[Dataset entries]
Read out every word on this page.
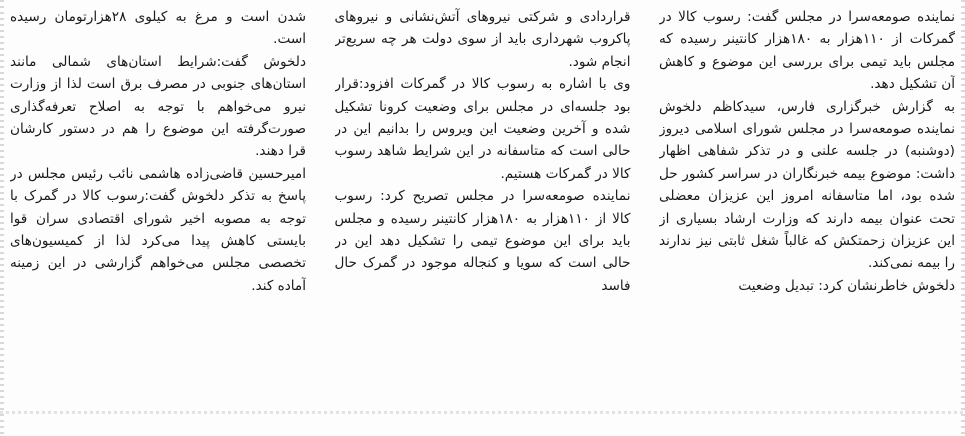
نماینده صومعه‌سرا در مجلس گفت: رسوب کالا در گمرکات از ۱۱۰هزار به ۱۸۰هزار کانتینر رسیده که مجلس باید تیمی برای بررسی این موضوع و کاهش آن تشکیل دهد.

به گزارش خبرگزاری فارس، سیدکاظم دلخوش نماینده صومعه‌سرا در مجلس شورای اسلامی دیروز (دوشنبه) در جلسه علنی و در تذکر شفاهی اظهار داشت: موضوع بیمه خبرنگاران در سراسر کشور حل شده بود، اما متاسفانه امروز این عزیزان معضلی تحت عنوان بیمه دارند که وزارت ارشاد بسیاری از این عزیزان زحمتکش که غالباً شغل ثابتی نیز ندارند را بیمه نمی‌کند.

دلخوش خاطرنشان کرد: تبدیل وضعیت

قراردادی و شرکتی نیروهای آتش‌نشانی و نیروهای پاکروب شهرداری باید از سوی دولت هر چه سریع‌تر انجام شود.

وی با اشاره به رسوب کالا در گمرکات افزود:قرار بود جلسه‌ای در مجلس برای وضعیت کرونا تشکیل شده و آخرین وضعیت این ویروس را بدانیم این در حالی است که متاسفانه در این شرایط شاهد رسوب کالا در گمرکات هستیم.

نماینده صومعه‌سرا در مجلس تصریح کرد: رسوب کالا از ۱۱۰هزار به ۱۸۰هزار کانتینر رسیده و مجلس باید برای این موضوع تیمی را تشکیل دهد این در حالی است که سویا و کنجاله موجود در گمرک حال فاسد

شدن است و مرغ به کیلوی ۲۸هزارتومان رسیده است.

دلخوش گفت:شرایط استان‌های شمالی مانند استان‌های جنوبی در مصرف برق است لذا از وزارت نیرو می‌خواهم با توجه به اصلاح تعرفه‌گذاری صورت‌گرفته این موضوع را هم در دستور کارشان قرا دهند.

امیرحسین قاضی‌زاده هاشمی نائب رئیس مجلس در پاسخ به تذکر دلخوش گفت:رسوب کالا در گمرک با توجه به مصوبه اخیر شورای اقتصادی سران قوا بایستی کاهش پیدا می‌کرد لذا از کمیسیون‌های تخصصی مجلس می‌خواهم گزارشی در این زمینه آماده کند.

TASK STATEMENT
The answer is a single number, the count of lines in the records that contain the string "گمرکات".

FINISHED EXERCISE
2